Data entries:
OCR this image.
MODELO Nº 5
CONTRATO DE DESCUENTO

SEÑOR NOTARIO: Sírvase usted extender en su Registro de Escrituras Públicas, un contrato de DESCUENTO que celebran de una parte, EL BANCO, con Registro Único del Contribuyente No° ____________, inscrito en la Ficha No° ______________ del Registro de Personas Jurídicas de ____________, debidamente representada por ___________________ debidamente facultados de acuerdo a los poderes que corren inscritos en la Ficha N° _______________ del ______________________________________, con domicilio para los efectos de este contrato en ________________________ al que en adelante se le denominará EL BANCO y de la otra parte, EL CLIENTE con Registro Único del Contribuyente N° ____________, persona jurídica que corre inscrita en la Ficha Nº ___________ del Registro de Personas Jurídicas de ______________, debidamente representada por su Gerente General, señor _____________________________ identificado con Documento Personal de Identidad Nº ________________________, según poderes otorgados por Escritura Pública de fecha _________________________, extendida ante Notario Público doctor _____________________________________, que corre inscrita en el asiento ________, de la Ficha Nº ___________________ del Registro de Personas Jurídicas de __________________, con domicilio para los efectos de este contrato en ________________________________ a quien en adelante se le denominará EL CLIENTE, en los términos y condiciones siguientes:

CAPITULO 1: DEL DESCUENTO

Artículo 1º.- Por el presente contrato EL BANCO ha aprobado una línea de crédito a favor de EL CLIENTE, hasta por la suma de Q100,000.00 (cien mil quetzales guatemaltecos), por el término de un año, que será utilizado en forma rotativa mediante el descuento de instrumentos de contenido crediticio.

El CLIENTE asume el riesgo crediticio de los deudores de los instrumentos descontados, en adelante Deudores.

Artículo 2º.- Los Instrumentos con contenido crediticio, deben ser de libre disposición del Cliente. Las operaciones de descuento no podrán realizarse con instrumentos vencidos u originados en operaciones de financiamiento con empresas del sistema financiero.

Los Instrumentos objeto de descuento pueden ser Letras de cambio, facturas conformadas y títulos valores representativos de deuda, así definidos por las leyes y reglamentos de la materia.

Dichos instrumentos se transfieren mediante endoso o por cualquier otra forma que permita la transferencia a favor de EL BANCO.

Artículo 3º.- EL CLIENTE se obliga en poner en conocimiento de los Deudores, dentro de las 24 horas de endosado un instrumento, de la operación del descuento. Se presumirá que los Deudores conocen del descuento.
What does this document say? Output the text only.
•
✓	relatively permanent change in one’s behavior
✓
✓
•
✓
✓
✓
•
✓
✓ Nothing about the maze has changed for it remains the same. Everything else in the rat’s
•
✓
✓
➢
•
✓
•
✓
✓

TASK DETAILS: In the listing, find each line with the string "contenido" and copy it.

RESULT OF THE TASK:
Artículo 1º.- Por el presente contrato EL BANCO ha aprobado una línea de crédito a favor de EL CLIENTE, hasta por la suma de Q100,000.00 (cien mil quetzales guatemaltecos), por el término de un año, que será utilizado en forma rotativa mediante el descuento de instrumentos de contenido crediticio.
Artículo 2º.- Los Instrumentos con contenido crediticio, deben ser de libre disposición del Cliente. Las operaciones de descuento no podrán realizarse con instrumentos vencidos u originados en operaciones de financiamiento con empresas del sistema financiero.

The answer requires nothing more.